Scan the lines below for the string "условии" and report how many lines contain it, giving only the number.

*-*-*

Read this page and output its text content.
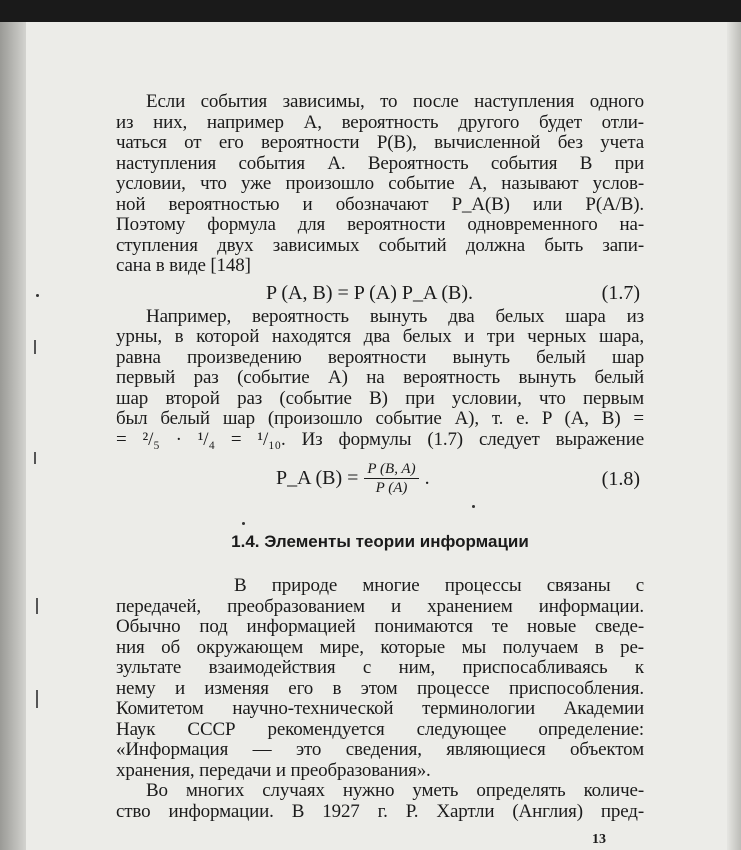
Если события зависимы, то после наступления одного
из них, например A, вероятность другого будет отли-
чаться от его вероятности P(B), вычисленной без учета
наступления события A. Вероятность события B при
условии, что уже произошло событие A, называют услов-
ной вероятностью и обозначают P_A(B) или P(A/B).
Поэтому формула для вероятности одновременного на-
ступления двух зависимых событий должна быть запи-
сана в виде [148]
P (A, B) = P (A) P_A (B).	(1.7)
Например, вероятность вынуть два белых шара из
урны, в которой находятся два белых и три черных шара,
равна произведению вероятности вынуть белый шар
первый раз (событие A) на вероятность вынуть белый
шар второй раз (событие B) при условии, что первым
был белый шар (произошло событие A), т. е. P (A, B) =
= ²/₅ · ¹/₄ = ¹/₁₀. Из формулы (1.7) следует выражение
P_A $(B) = \frac{P (B, A)}{P (A)}$ .	(1.8)
1.4. Элементы теории информации
В природе многие процессы связаны с
передачей, преобразованием и хранением информации.
Обычно под информацией понимаются те новые сведе-
ния об окружающем мире, которые мы получаем в ре-
зультате взаимодействия с ним, приспосабливаясь к
нему и изменяя его в этом процессе приспособления.
Комитетом научно-технической терминологии Академии
Наук СССР рекомендуется следующее определение:
«Информация — это сведения, являющиеся объектом
хранения, передачи и преобразования».
Во многих случаях нужно уметь определять количе-
ство информации. В 1927 г. Р. Хартли (Англия) пред-
13
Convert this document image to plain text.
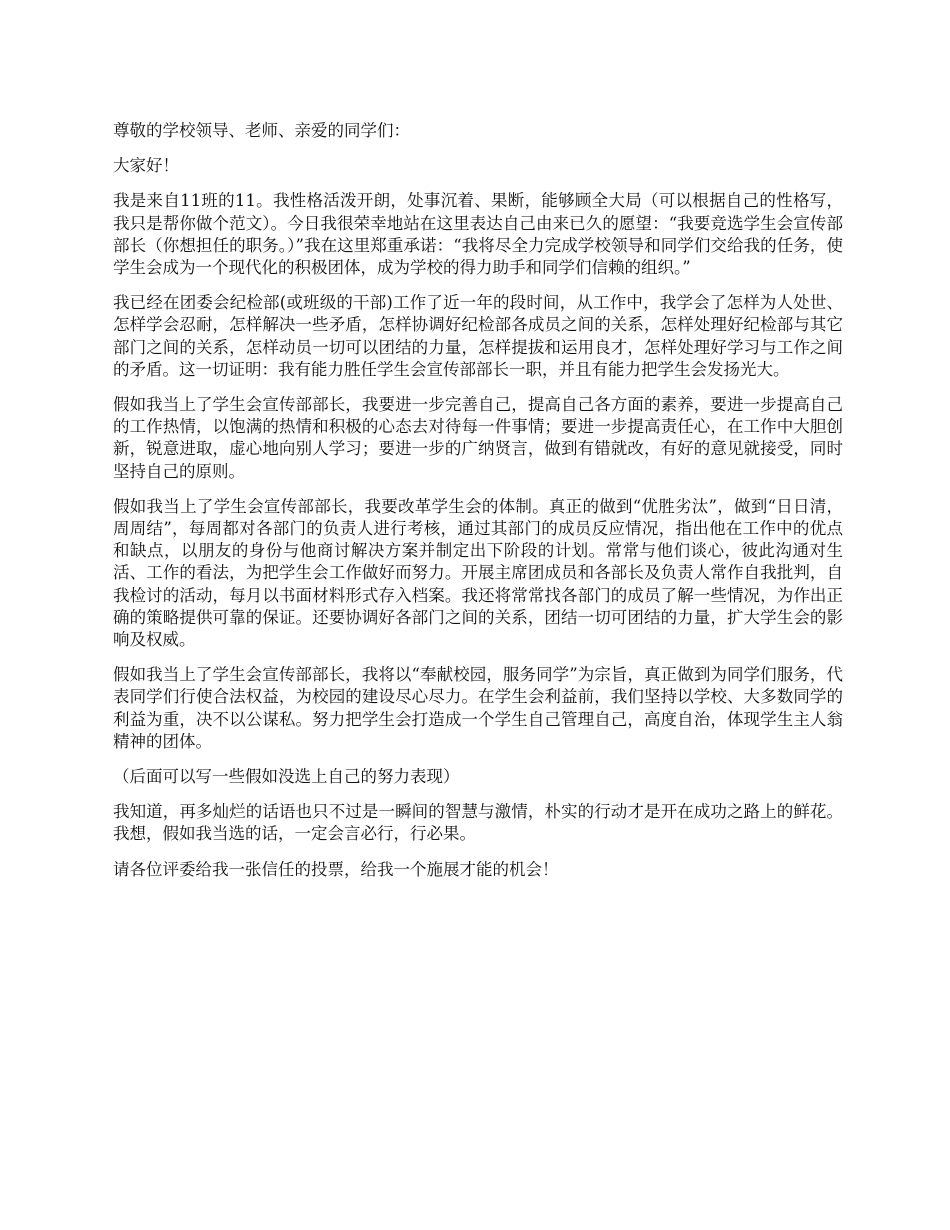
尊敬的学校领导、老师、亲爱的同学们：

大家好！

我是来自11班的11。我性格活泼开朗，处事沉着、果断，能够顾全大局（可以根据自己的性格写，我只是帮你做个范文）。今日我很荣幸地站在这里表达自己由来已久的愿望：“我要竞选学生会宣传部部长（你想担任的职务。）”我在这里郑重承诺：“我将尽全力完成学校领导和同学们交给我的任务，使学生会成为一个现代化的积极团体，成为学校的得力助手和同学们信赖的组织。”

我已经在团委会纪检部(或班级的干部)工作了近一年的段时间，从工作中，我学会了怎样为人处世、怎样学会忍耐，怎样解决一些矛盾，怎样协调好纪检部各成员之间的关系，怎样处理好纪检部与其它部门之间的关系，怎样动员一切可以团结的力量，怎样提拔和运用良才，怎样处理好学习与工作之间的矛盾。这一切证明：我有能力胜任学生会宣传部部长一职，并且有能力把学生会发扬光大。

假如我当上了学生会宣传部部长，我要进一步完善自己，提高自己各方面的素养，要进一步提高自己的工作热情，以饱满的热情和积极的心态去对待每一件事情；要进一步提高责任心，在工作中大胆创新，锐意进取，虚心地向别人学习；要进一步的广纳贤言，做到有错就改，有好的意见就接受，同时坚持自己的原则。

假如我当上了学生会宣传部部长，我要改革学生会的体制。真正的做到“优胜劣汰”，做到“日日清，周周结”，每周都对各部门的负责人进行考核，通过其部门的成员反应情况，指出他在工作中的优点和缺点，以朋友的身份与他商讨解决方案并制定出下阶段的计划。常常与他们谈心，彼此沟通对生活、工作的看法，为把学生会工作做好而努力。开展主席团成员和各部长及负责人常作自我批判，自我检讨的活动，每月以书面材料形式存入档案。我还将常常找各部门的成员了解一些情况，为作出正确的策略提供可靠的保证。还要协调好各部门之间的关系，团结一切可团结的力量，扩大学生会的影响及权威。

假如我当上了学生会宣传部部长，我将以“奉献校园，服务同学”为宗旨，真正做到为同学们服务，代表同学们行使合法权益，为校园的建设尽心尽力。在学生会利益前，我们坚持以学校、大多数同学的利益为重，决不以公谋私。努力把学生会打造成一个学生自己管理自己，高度自治，体现学生主人翁精神的团体。

（后面可以写一些假如没选上自己的努力表现）

我知道，再多灿烂的话语也只不过是一瞬间的智慧与激情，朴实的行动才是开在成功之路上的鲜花。我想，假如我当选的话，一定会言必行，行必果。

请各位评委给我一张信任的投票，给我一个施展才能的机会！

*-*-*

# [ANSWER TO THE PROBLEM]
2